• THE TASK:
Leave out the pictures and repeat every record exactly.

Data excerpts
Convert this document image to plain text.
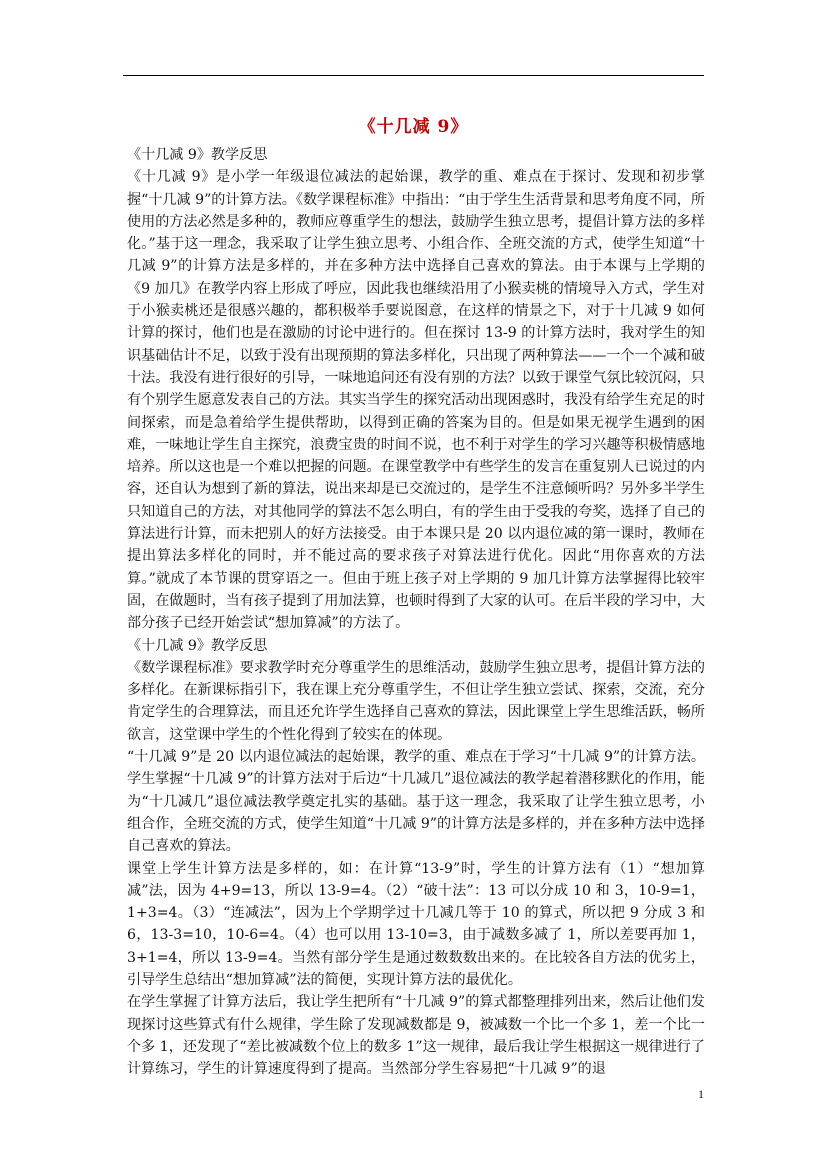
《十几减 9》

《十几减 9》教学反思

《十几减 9》是小学一年级退位减法的起始课，教学的重、难点在于探讨、发现和初步掌握“十几减 9”的计算方法。《数学课程标准》中指出：“由于学生生活背景和思考角度不同，所使用的方法必然是多种的，教师应尊重学生的想法，鼓励学生独立思考，提倡计算方法的多样化。”基于这一理念，我采取了让学生独立思考、小组合作、全班交流的方式，使学生知道“十几减 9”的计算方法是多样的，并在多种方法中选择自己喜欢的算法。由于本课与上学期的《9 加几》在教学内容上形成了呼应，因此我也继续沿用了小猴卖桃的情境导入方式，学生对于小猴卖桃还是很感兴趣的，都积极举手要说图意，在这样的情景之下，对于十几减 9 如何计算的探讨，他们也是在激励的讨论中进行的。但在探讨 13-9 的计算方法时，我对学生的知识基础估计不足，以致于没有出现预期的算法多样化，只出现了两种算法——一个一个减和破十法。我没有进行很好的引导，一味地追问还有没有别的方法？以致于课堂气氛比较沉闷，只有个别学生愿意发表自己的方法。其实当学生的探究活动出现困惑时，我没有给学生充足的时间探索，而是急着给学生提供帮助，以得到正确的答案为目的。但是如果无视学生遇到的困难，一味地让学生自主探究，浪费宝贵的时间不说，也不利于对学生的学习兴趣等积极情感地培养。所以这也是一个难以把握的问题。在课堂教学中有些学生的发言在重复别人已说过的内容，还自认为想到了新的算法，说出来却是已交流过的，是学生不注意倾听吗？另外多半学生只知道自己的方法，对其他同学的算法不怎么明白，有的学生由于受我的夸奖，选择了自己的算法进行计算，而未把别人的好方法接受。由于本课只是 20 以内退位减的第一课时，教师在提出算法多样化的同时，并不能过高的要求孩子对算法进行优化。因此“用你喜欢的方法算。”就成了本节课的贯穿语之一。但由于班上孩子对上学期的 9 加几计算方法掌握得比较牢固，在做题时，当有孩子提到了用加法算，也顿时得到了大家的认可。在后半段的学习中，大部分孩子已经开始尝试“想加算减”的方法了。

《十几减 9》教学反思

《数学课程标准》要求教学时充分尊重学生的思维活动，鼓励学生独立思考，提倡计算方法的多样化。在新课标指引下，我在课上充分尊重学生，不但让学生独立尝试、探索，交流，充分肯定学生的合理算法，而且还允许学生选择自己喜欢的算法，因此课堂上学生思维活跃，畅所欲言，这堂课中学生的个性化得到了较实在的体现。

“十几减 9”是 20 以内退位减法的起始课，教学的重、难点在于学习“十几减 9”的计算方法。学生掌握“十几减 9”的计算方法对于后边“十几减几”退位减法的教学起着潜移默化的作用，能为“十几减几”退位减法教学奠定扎实的基础。基于这一理念，我采取了让学生独立思考，小组合作，全班交流的方式，使学生知道“十几减 9”的计算方法是多样的，并在多种方法中选择自己喜欢的算法。

课堂上学生计算方法是多样的，如：在计算“13-9”时，学生的计算方法有（1）“想加算减”法，因为 4+9=13，所以 13-9=4。（2）“破十法”：13 可以分成 10 和 3，10-9=1，1+3=4。（3）“连减法”，因为上个学期学过十几减几等于 10 的算式，所以把 9 分成 3 和 6，13-3=10，10-6=4。（4）也可以用 13-10=3，由于减数多减了 1，所以差要再加 1，3+1=4，所以 13-9=4。当然有部分学生是通过数数数出来的。在比较各自方法的优劣上，引导学生总结出“想加算减”法的简便，实现计算方法的最优化。

在学生掌握了计算方法后，我让学生把所有“十几减 9”的算式都整理排列出来，然后让他们发现探讨这些算式有什么规律，学生除了发现减数都是 9，被减数一个比一个多 1，差一个比一个多 1，还发现了“差比被减数个位上的数多 1”这一规律，最后我让学生根据这一规律进行了计算练习，学生的计算速度得到了提高。当然部分学生容易把“十几减 9”的退

1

• ANSWER TO THIS TASK:
Convert this document image to plain text.
《十几减 9》

《十几减 9》教学反思

《十几减 9》是小学一年级退位减法的起始课，教学的重、难点在于探讨、发现和初步掌握“十几减 9”的计算方法。《数学课程标准》中指出：“由于学生生活背景和思考角度不同，所使用的方法必然是多种的，教师应尊重学生的想法，鼓励学生独立思考，提倡计算方法的多样化。”基于这一理念，我采取了让学生独立思考、小组合作、全班交流的方式，使学生知道“十几减 9”的计算方法是多样的，并在多种方法中选择自己喜欢的算法。由于本课与上学期的《9 加几》在教学内容上形成了呼应，因此我也继续沿用了小猴卖桃的情境导入方式，学生对于小猴卖桃还是很感兴趣的，都积极举手要说图意，在这样的情景之下，对于十几减 9 如何计算的探讨，他们也是在激励的讨论中进行的。但在探讨 13-9 的计算方法时，我对学生的知识基础估计不足，以致于没有出现预期的算法多样化，只出现了两种算法——一个一个减和破十法。我没有进行很好的引导，一味地追问还有没有别的方法？以致于课堂气氛比较沉闷，只有个别学生愿意发表自己的方法。其实当学生的探究活动出现困惑时，我没有给学生充足的时间探索，而是急着给学生提供帮助，以得到正确的答案为目的。但是如果无视学生遇到的困难，一味地让学生自主探究，浪费宝贵的时间不说，也不利于对学生的学习兴趣等积极情感地培养。所以这也是一个难以把握的问题。在课堂教学中有些学生的发言在重复别人已说过的内容，还自认为想到了新的算法，说出来却是已交流过的，是学生不注意倾听吗？另外多半学生只知道自己的方法，对其他同学的算法不怎么明白，有的学生由于受我的夸奖，选择了自己的算法进行计算，而未把别人的好方法接受。由于本课只是 20 以内退位减的第一课时，教师在提出算法多样化的同时，并不能过高的要求孩子对算法进行优化。因此“用你喜欢的方法算。”就成了本节课的贯穿语之一。但由于班上孩子对上学期的 9 加几计算方法掌握得比较牢固，在做题时，当有孩子提到了用加法算，也顿时得到了大家的认可。在后半段的学习中，大部分孩子已经开始尝试“想加算减”的方法了。

《十几减 9》教学反思

《数学课程标准》要求教学时充分尊重学生的思维活动，鼓励学生独立思考，提倡计算方法的多样化。在新课标指引下，我在课上充分尊重学生，不但让学生独立尝试、探索，交流，充分肯定学生的合理算法，而且还允许学生选择自己喜欢的算法，因此课堂上学生思维活跃，畅所欲言，这堂课中学生的个性化得到了较实在的体现。

“十几减 9”是 20 以内退位减法的起始课，教学的重、难点在于学习“十几减 9”的计算方法。学生掌握“十几减 9”的计算方法对于后边“十几减几”退位减法的教学起着潜移默化的作用，能为“十几减几”退位减法教学奠定扎实的基础。基于这一理念，我采取了让学生独立思考，小组合作，全班交流的方式，使学生知道“十几减 9”的计算方法是多样的，并在多种方法中选择自己喜欢的算法。

课堂上学生计算方法是多样的，如：在计算“13-9”时，学生的计算方法有（1）“想加算减”法，因为 4+9=13，所以 13-9=4。（2）“破十法”：13 可以分成 10 和 3，10-9=1，1+3=4。（3）“连减法”，因为上个学期学过十几减几等于 10 的算式，所以把 9 分成 3 和 6，13-3=10，10-6=4。（4）也可以用 13-10=3，由于减数多减了 1，所以差要再加 1，3+1=4，所以 13-9=4。当然有部分学生是通过数数数出来的。在比较各自方法的优劣上，引导学生总结出“想加算减”法的简便，实现计算方法的最优化。

在学生掌握了计算方法后，我让学生把所有“十几减 9”的算式都整理排列出来，然后让他们发现探讨这些算式有什么规律，学生除了发现减数都是 9，被减数一个比一个多 1，差一个比一个多 1，还发现了“差比被减数个位上的数多 1”这一规律，最后我让学生根据这一规律进行了计算练习，学生的计算速度得到了提高。当然部分学生容易把“十几减 9”的退

1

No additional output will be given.